Entries from a dataset
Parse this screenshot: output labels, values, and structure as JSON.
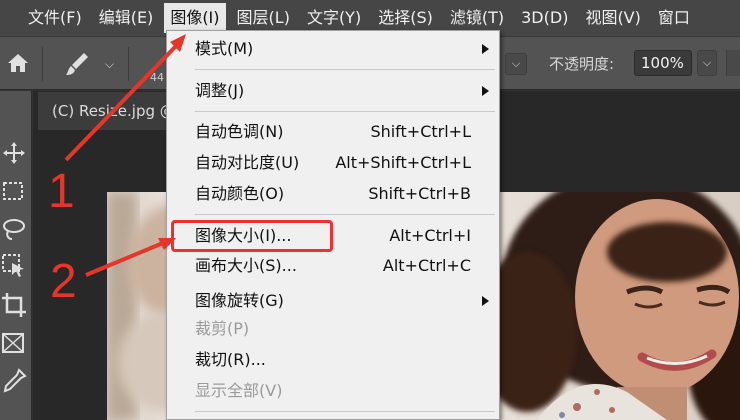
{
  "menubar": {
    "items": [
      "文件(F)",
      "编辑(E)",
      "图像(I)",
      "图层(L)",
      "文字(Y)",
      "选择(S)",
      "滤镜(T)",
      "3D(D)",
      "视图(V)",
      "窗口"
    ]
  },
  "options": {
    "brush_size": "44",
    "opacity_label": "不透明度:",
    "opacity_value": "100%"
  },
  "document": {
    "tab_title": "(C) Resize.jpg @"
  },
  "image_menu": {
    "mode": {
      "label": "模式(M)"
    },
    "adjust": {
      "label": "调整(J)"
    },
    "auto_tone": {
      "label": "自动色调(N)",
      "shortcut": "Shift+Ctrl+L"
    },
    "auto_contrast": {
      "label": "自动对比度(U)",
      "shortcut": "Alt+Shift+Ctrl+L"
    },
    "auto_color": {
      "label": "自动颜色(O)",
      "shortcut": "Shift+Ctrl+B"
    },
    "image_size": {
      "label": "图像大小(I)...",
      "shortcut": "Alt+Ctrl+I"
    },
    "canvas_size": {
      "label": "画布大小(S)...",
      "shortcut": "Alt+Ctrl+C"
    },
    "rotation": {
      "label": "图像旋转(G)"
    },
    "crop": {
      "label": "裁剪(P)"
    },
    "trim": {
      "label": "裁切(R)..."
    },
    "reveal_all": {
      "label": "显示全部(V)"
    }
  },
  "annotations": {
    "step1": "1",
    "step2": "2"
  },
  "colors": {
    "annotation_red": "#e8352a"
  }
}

> TASK REQUIREMENTS: Look through the entries above; copy each line where the string "shortcut" appears.

> FINISHED TASK:
      "shortcut": "Shift+Ctrl+L"
      "shortcut": "Alt+Shift+Ctrl+L"
      "shortcut": "Shift+Ctrl+B"
      "shortcut": "Alt+Ctrl+I"
      "shortcut": "Alt+Ctrl+C"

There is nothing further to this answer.